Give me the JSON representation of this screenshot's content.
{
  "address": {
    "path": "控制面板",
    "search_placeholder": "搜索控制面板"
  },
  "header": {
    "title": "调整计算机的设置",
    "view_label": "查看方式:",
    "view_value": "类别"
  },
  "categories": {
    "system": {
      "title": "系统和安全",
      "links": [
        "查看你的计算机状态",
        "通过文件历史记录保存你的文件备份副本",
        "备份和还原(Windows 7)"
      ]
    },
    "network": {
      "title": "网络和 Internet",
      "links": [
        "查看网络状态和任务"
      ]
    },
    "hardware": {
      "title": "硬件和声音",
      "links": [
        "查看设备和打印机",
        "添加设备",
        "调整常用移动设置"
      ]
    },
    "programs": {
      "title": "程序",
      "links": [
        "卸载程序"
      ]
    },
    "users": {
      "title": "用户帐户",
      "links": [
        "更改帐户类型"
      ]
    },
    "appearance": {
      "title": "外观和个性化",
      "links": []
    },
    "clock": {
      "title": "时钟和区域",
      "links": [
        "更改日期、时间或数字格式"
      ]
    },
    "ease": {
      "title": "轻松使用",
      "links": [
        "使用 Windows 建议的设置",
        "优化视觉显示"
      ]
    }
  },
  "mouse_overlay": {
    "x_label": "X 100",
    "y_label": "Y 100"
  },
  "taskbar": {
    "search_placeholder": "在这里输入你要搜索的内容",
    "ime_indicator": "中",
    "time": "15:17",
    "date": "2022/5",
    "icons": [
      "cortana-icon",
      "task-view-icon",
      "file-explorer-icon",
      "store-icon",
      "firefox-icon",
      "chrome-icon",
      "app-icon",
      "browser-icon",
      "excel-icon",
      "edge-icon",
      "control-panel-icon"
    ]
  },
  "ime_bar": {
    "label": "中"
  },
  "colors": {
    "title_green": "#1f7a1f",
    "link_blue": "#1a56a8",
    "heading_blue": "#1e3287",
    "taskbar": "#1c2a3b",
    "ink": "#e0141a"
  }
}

__Written request__: Output all of the data again, exactly.

__Solution to this exercise__:
Give me the JSON representation of this screenshot's content.
{
  "address": {
    "path": "控制面板",
    "search_placeholder": "搜索控制面板"
  },
  "header": {
    "title": "调整计算机的设置",
    "view_label": "查看方式:",
    "view_value": "类别"
  },
  "categories": {
    "system": {
      "title": "系统和安全",
      "links": [
        "查看你的计算机状态",
        "通过文件历史记录保存你的文件备份副本",
        "备份和还原(Windows 7)"
      ]
    },
    "network": {
      "title": "网络和 Internet",
      "links": [
        "查看网络状态和任务"
      ]
    },
    "hardware": {
      "title": "硬件和声音",
      "links": [
        "查看设备和打印机",
        "添加设备",
        "调整常用移动设置"
      ]
    },
    "programs": {
      "title": "程序",
      "links": [
        "卸载程序"
      ]
    },
    "users": {
      "title": "用户帐户",
      "links": [
        "更改帐户类型"
      ]
    },
    "appearance": {
      "title": "外观和个性化",
      "links": []
    },
    "clock": {
      "title": "时钟和区域",
      "links": [
        "更改日期、时间或数字格式"
      ]
    },
    "ease": {
      "title": "轻松使用",
      "links": [
        "使用 Windows 建议的设置",
        "优化视觉显示"
      ]
    }
  },
  "mouse_overlay": {
    "x_label": "X 100",
    "y_label": "Y 100"
  },
  "taskbar": {
    "search_placeholder": "在这里输入你要搜索的内容",
    "ime_indicator": "中",
    "time": "15:17",
    "date": "2022/5",
    "icons": [
      "cortana-icon",
      "task-view-icon",
      "file-explorer-icon",
      "store-icon",
      "firefox-icon",
      "chrome-icon",
      "app-icon",
      "browser-icon",
      "excel-icon",
      "edge-icon",
      "control-panel-icon"
    ]
  },
  "ime_bar": {
    "label": "中"
  },
  "colors": {
    "title_green": "#1f7a1f",
    "link_blue": "#1a56a8",
    "heading_blue": "#1e3287",
    "taskbar": "#1c2a3b",
    "ink": "#e0141a"
  }
}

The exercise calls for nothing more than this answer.